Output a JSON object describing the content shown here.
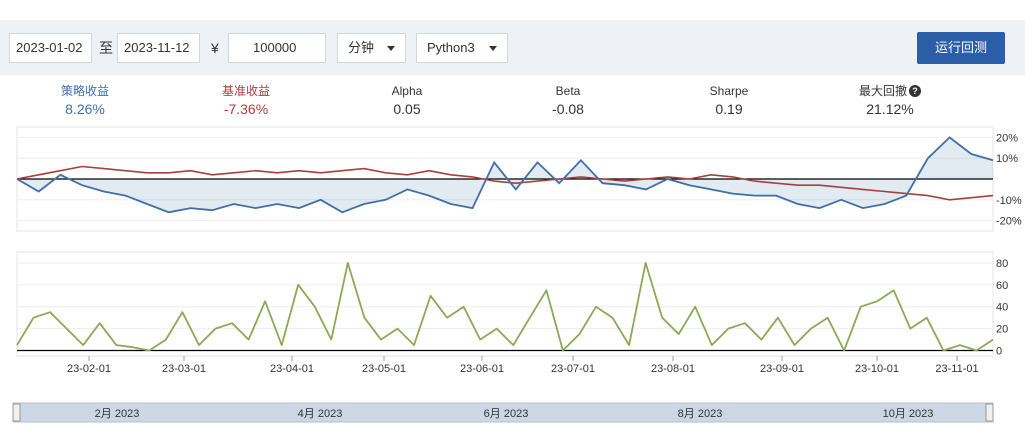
{
  "toolbar": {
    "start_date": "2023-01-02",
    "to_label": "至",
    "end_date": "2023-11-12",
    "currency_symbol": "¥",
    "capital": "100000",
    "frequency": "分钟",
    "language": "Python3",
    "run_button": "运行回测"
  },
  "stats": {
    "strategy_return": {
      "label": "策略收益",
      "value": "8.26%"
    },
    "benchmark_return": {
      "label": "基准收益",
      "value": "-7.36%"
    },
    "alpha": {
      "label": "Alpha",
      "value": "0.05"
    },
    "beta": {
      "label": "Beta",
      "value": "-0.08"
    },
    "sharpe": {
      "label": "Sharpe",
      "value": "0.19"
    },
    "max_drawdown": {
      "label": "最大回撤",
      "value": "21.12%"
    }
  },
  "colors": {
    "strategy": "#3f6fa9",
    "benchmark": "#a8403a",
    "volume": "#8aaa55",
    "run_button": "#2b5ea7"
  },
  "chart_data": [
    {
      "type": "line",
      "title": "",
      "ylabel": "",
      "ylim": [
        -25,
        25
      ],
      "y_ticks": [
        "20%",
        "10%",
        "0%",
        "-10%",
        "-20%"
      ],
      "y_tick_values": [
        20,
        10,
        0,
        -10,
        -20
      ],
      "series": [
        {
          "name": "策略收益",
          "x": [
            "2023-01-02",
            "2023-01-08",
            "2023-01-15",
            "2023-01-22",
            "2023-01-29",
            "2023-02-05",
            "2023-02-12",
            "2023-02-19",
            "2023-02-26",
            "2023-03-05",
            "2023-03-12",
            "2023-03-19",
            "2023-03-26",
            "2023-04-02",
            "2023-04-09",
            "2023-04-16",
            "2023-04-23",
            "2023-04-30",
            "2023-05-07",
            "2023-05-14",
            "2023-05-21",
            "2023-05-28",
            "2023-06-04",
            "2023-06-11",
            "2023-06-18",
            "2023-06-25",
            "2023-07-02",
            "2023-07-09",
            "2023-07-16",
            "2023-07-23",
            "2023-07-30",
            "2023-08-06",
            "2023-08-13",
            "2023-08-20",
            "2023-08-27",
            "2023-09-03",
            "2023-09-10",
            "2023-09-17",
            "2023-09-24",
            "2023-10-01",
            "2023-10-08",
            "2023-10-15",
            "2023-10-22",
            "2023-10-29",
            "2023-11-05",
            "2023-11-12"
          ],
          "values": [
            0,
            -6,
            2,
            -3,
            -6,
            -8,
            -12,
            -16,
            -14,
            -15,
            -12,
            -14,
            -12,
            -14,
            -10,
            -16,
            -12,
            -10,
            -5,
            -8,
            -12,
            -14,
            8,
            -5,
            8,
            -2,
            9,
            -2,
            -3,
            -5,
            0,
            -3,
            -5,
            -7,
            -8,
            -8,
            -12,
            -14,
            -10,
            -14,
            -12,
            -8,
            10,
            20,
            12,
            9
          ]
        },
        {
          "name": "基准收益",
          "x": [
            "2023-01-02",
            "2023-01-08",
            "2023-01-15",
            "2023-01-22",
            "2023-01-29",
            "2023-02-05",
            "2023-02-12",
            "2023-02-19",
            "2023-02-26",
            "2023-03-05",
            "2023-03-12",
            "2023-03-19",
            "2023-03-26",
            "2023-04-02",
            "2023-04-09",
            "2023-04-16",
            "2023-04-23",
            "2023-04-30",
            "2023-05-07",
            "2023-05-14",
            "2023-05-21",
            "2023-05-28",
            "2023-06-04",
            "2023-06-11",
            "2023-06-18",
            "2023-06-25",
            "2023-07-02",
            "2023-07-09",
            "2023-07-16",
            "2023-07-23",
            "2023-07-30",
            "2023-08-06",
            "2023-08-13",
            "2023-08-20",
            "2023-08-27",
            "2023-09-03",
            "2023-09-10",
            "2023-09-17",
            "2023-09-24",
            "2023-10-01",
            "2023-10-08",
            "2023-10-15",
            "2023-10-22",
            "2023-10-29",
            "2023-11-05",
            "2023-11-12"
          ],
          "values": [
            0,
            2,
            4,
            6,
            5,
            4,
            3,
            3,
            4,
            2,
            3,
            4,
            3,
            4,
            3,
            4,
            5,
            3,
            2,
            4,
            2,
            1,
            -1,
            -2,
            -1,
            0,
            1,
            0,
            -1,
            0,
            1,
            0,
            2,
            1,
            -1,
            -2,
            -3,
            -3,
            -4,
            -5,
            -6,
            -7,
            -8,
            -10,
            -9,
            -8
          ]
        }
      ]
    },
    {
      "type": "line",
      "title": "",
      "ylim": [
        -5,
        90
      ],
      "y_ticks": [
        "80",
        "60",
        "40",
        "20",
        "0"
      ],
      "y_tick_values": [
        80,
        60,
        40,
        20,
        0
      ],
      "x_ticks": [
        "23-02-01",
        "23-03-01",
        "23-04-01",
        "23-05-01",
        "23-06-01",
        "23-07-01",
        "23-08-01",
        "23-09-01",
        "23-10-01",
        "23-11-01"
      ],
      "series": [
        {
          "name": "",
          "values": [
            5,
            30,
            35,
            20,
            5,
            25,
            5,
            3,
            0,
            10,
            35,
            5,
            20,
            25,
            10,
            45,
            5,
            60,
            40,
            10,
            80,
            30,
            10,
            20,
            5,
            50,
            30,
            40,
            10,
            20,
            5,
            30,
            55,
            0,
            15,
            40,
            30,
            5,
            80,
            30,
            15,
            40,
            5,
            20,
            25,
            10,
            30,
            5,
            20,
            30,
            0,
            40,
            45,
            55,
            20,
            30,
            0,
            5,
            0,
            10
          ]
        }
      ]
    },
    {
      "type": "table",
      "title": "",
      "navigator_labels": [
        "2月 2023",
        "4月 2023",
        "6月 2023",
        "8月 2023",
        "10月 2023"
      ]
    }
  ]
}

Required work
Transcribe the whole listing, character for character, but not its images.

Result of the task
Output a JSON object describing the content shown here.
{
  "toolbar": {
    "start_date": "2023-01-02",
    "to_label": "至",
    "end_date": "2023-11-12",
    "currency_symbol": "¥",
    "capital": "100000",
    "frequency": "分钟",
    "language": "Python3",
    "run_button": "运行回测"
  },
  "stats": {
    "strategy_return": {
      "label": "策略收益",
      "value": "8.26%"
    },
    "benchmark_return": {
      "label": "基准收益",
      "value": "-7.36%"
    },
    "alpha": {
      "label": "Alpha",
      "value": "0.05"
    },
    "beta": {
      "label": "Beta",
      "value": "-0.08"
    },
    "sharpe": {
      "label": "Sharpe",
      "value": "0.19"
    },
    "max_drawdown": {
      "label": "最大回撤",
      "value": "21.12%"
    }
  },
  "colors": {
    "strategy": "#3f6fa9",
    "benchmark": "#a8403a",
    "volume": "#8aaa55",
    "run_button": "#2b5ea7"
  },
  "chart_data": [
    {
      "type": "line",
      "title": "",
      "ylabel": "",
      "ylim": [
        -25,
        25
      ],
      "y_ticks": [
        "20%",
        "10%",
        "0%",
        "-10%",
        "-20%"
      ],
      "y_tick_values": [
        20,
        10,
        0,
        -10,
        -20
      ],
      "series": [
        {
          "name": "策略收益",
          "x": [
            "2023-01-02",
            "2023-01-08",
            "2023-01-15",
            "2023-01-22",
            "2023-01-29",
            "2023-02-05",
            "2023-02-12",
            "2023-02-19",
            "2023-02-26",
            "2023-03-05",
            "2023-03-12",
            "2023-03-19",
            "2023-03-26",
            "2023-04-02",
            "2023-04-09",
            "2023-04-16",
            "2023-04-23",
            "2023-04-30",
            "2023-05-07",
            "2023-05-14",
            "2023-05-21",
            "2023-05-28",
            "2023-06-04",
            "2023-06-11",
            "2023-06-18",
            "2023-06-25",
            "2023-07-02",
            "2023-07-09",
            "2023-07-16",
            "2023-07-23",
            "2023-07-30",
            "2023-08-06",
            "2023-08-13",
            "2023-08-20",
            "2023-08-27",
            "2023-09-03",
            "2023-09-10",
            "2023-09-17",
            "2023-09-24",
            "2023-10-01",
            "2023-10-08",
            "2023-10-15",
            "2023-10-22",
            "2023-10-29",
            "2023-11-05",
            "2023-11-12"
          ],
          "values": [
            0,
            -6,
            2,
            -3,
            -6,
            -8,
            -12,
            -16,
            -14,
            -15,
            -12,
            -14,
            -12,
            -14,
            -10,
            -16,
            -12,
            -10,
            -5,
            -8,
            -12,
            -14,
            8,
            -5,
            8,
            -2,
            9,
            -2,
            -3,
            -5,
            0,
            -3,
            -5,
            -7,
            -8,
            -8,
            -12,
            -14,
            -10,
            -14,
            -12,
            -8,
            10,
            20,
            12,
            9
          ]
        },
        {
          "name": "基准收益",
          "x": [
            "2023-01-02",
            "2023-01-08",
            "2023-01-15",
            "2023-01-22",
            "2023-01-29",
            "2023-02-05",
            "2023-02-12",
            "2023-02-19",
            "2023-02-26",
            "2023-03-05",
            "2023-03-12",
            "2023-03-19",
            "2023-03-26",
            "2023-04-02",
            "2023-04-09",
            "2023-04-16",
            "2023-04-23",
            "2023-04-30",
            "2023-05-07",
            "2023-05-14",
            "2023-05-21",
            "2023-05-28",
            "2023-06-04",
            "2023-06-11",
            "2023-06-18",
            "2023-06-25",
            "2023-07-02",
            "2023-07-09",
            "2023-07-16",
            "2023-07-23",
            "2023-07-30",
            "2023-08-06",
            "2023-08-13",
            "2023-08-20",
            "2023-08-27",
            "2023-09-03",
            "2023-09-10",
            "2023-09-17",
            "2023-09-24",
            "2023-10-01",
            "2023-10-08",
            "2023-10-15",
            "2023-10-22",
            "2023-10-29",
            "2023-11-05",
            "2023-11-12"
          ],
          "values": [
            0,
            2,
            4,
            6,
            5,
            4,
            3,
            3,
            4,
            2,
            3,
            4,
            3,
            4,
            3,
            4,
            5,
            3,
            2,
            4,
            2,
            1,
            -1,
            -2,
            -1,
            0,
            1,
            0,
            -1,
            0,
            1,
            0,
            2,
            1,
            -1,
            -2,
            -3,
            -3,
            -4,
            -5,
            -6,
            -7,
            -8,
            -10,
            -9,
            -8
          ]
        }
      ]
    },
    {
      "type": "line",
      "title": "",
      "ylim": [
        -5,
        90
      ],
      "y_ticks": [
        "80",
        "60",
        "40",
        "20",
        "0"
      ],
      "y_tick_values": [
        80,
        60,
        40,
        20,
        0
      ],
      "x_ticks": [
        "23-02-01",
        "23-03-01",
        "23-04-01",
        "23-05-01",
        "23-06-01",
        "23-07-01",
        "23-08-01",
        "23-09-01",
        "23-10-01",
        "23-11-01"
      ],
      "series": [
        {
          "name": "",
          "values": [
            5,
            30,
            35,
            20,
            5,
            25,
            5,
            3,
            0,
            10,
            35,
            5,
            20,
            25,
            10,
            45,
            5,
            60,
            40,
            10,
            80,
            30,
            10,
            20,
            5,
            50,
            30,
            40,
            10,
            20,
            5,
            30,
            55,
            0,
            15,
            40,
            30,
            5,
            80,
            30,
            15,
            40,
            5,
            20,
            25,
            10,
            30,
            5,
            20,
            30,
            0,
            40,
            45,
            55,
            20,
            30,
            0,
            5,
            0,
            10
          ]
        }
      ]
    },
    {
      "type": "table",
      "title": "",
      "navigator_labels": [
        "2月 2023",
        "4月 2023",
        "6月 2023",
        "8月 2023",
        "10月 2023"
      ]
    }
  ]
}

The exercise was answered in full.